------ Entries

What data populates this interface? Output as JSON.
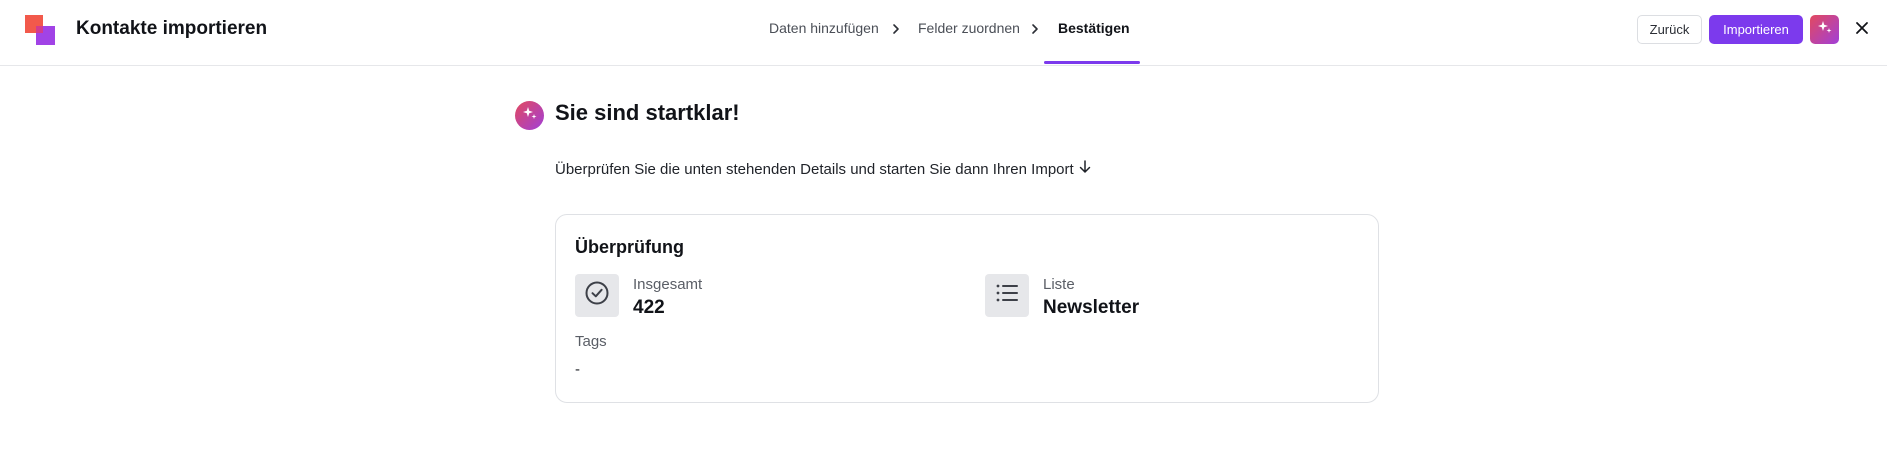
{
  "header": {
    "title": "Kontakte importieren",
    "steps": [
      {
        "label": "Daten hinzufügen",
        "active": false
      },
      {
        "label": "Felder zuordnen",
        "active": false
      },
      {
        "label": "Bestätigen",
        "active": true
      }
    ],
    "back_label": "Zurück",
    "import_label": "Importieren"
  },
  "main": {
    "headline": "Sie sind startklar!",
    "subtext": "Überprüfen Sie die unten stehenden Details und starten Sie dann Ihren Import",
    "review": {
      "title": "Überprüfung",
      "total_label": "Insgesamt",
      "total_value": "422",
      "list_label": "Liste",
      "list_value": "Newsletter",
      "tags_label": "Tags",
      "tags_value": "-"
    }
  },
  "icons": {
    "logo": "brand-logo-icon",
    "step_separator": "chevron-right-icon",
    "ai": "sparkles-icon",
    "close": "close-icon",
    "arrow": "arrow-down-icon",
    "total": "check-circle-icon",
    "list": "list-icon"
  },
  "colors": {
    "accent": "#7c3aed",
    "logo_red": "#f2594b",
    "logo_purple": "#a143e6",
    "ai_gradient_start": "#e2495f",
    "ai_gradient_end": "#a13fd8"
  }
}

------------

= Objective =
Copy the material shown above in full and exactly. Skip the pictures.

= Written solution =
What data populates this interface? Output as JSON.
{
  "header": {
    "title": "Kontakte importieren",
    "steps": [
      {
        "label": "Daten hinzufügen",
        "active": false
      },
      {
        "label": "Felder zuordnen",
        "active": false
      },
      {
        "label": "Bestätigen",
        "active": true
      }
    ],
    "back_label": "Zurück",
    "import_label": "Importieren"
  },
  "main": {
    "headline": "Sie sind startklar!",
    "subtext": "Überprüfen Sie die unten stehenden Details und starten Sie dann Ihren Import",
    "review": {
      "title": "Überprüfung",
      "total_label": "Insgesamt",
      "total_value": "422",
      "list_label": "Liste",
      "list_value": "Newsletter",
      "tags_label": "Tags",
      "tags_value": "-"
    }
  },
  "icons": {
    "logo": "brand-logo-icon",
    "step_separator": "chevron-right-icon",
    "ai": "sparkles-icon",
    "close": "close-icon",
    "arrow": "arrow-down-icon",
    "total": "check-circle-icon",
    "list": "list-icon"
  },
  "colors": {
    "accent": "#7c3aed",
    "logo_red": "#f2594b",
    "logo_purple": "#a143e6",
    "ai_gradient_start": "#e2495f",
    "ai_gradient_end": "#a13fd8"
  }
}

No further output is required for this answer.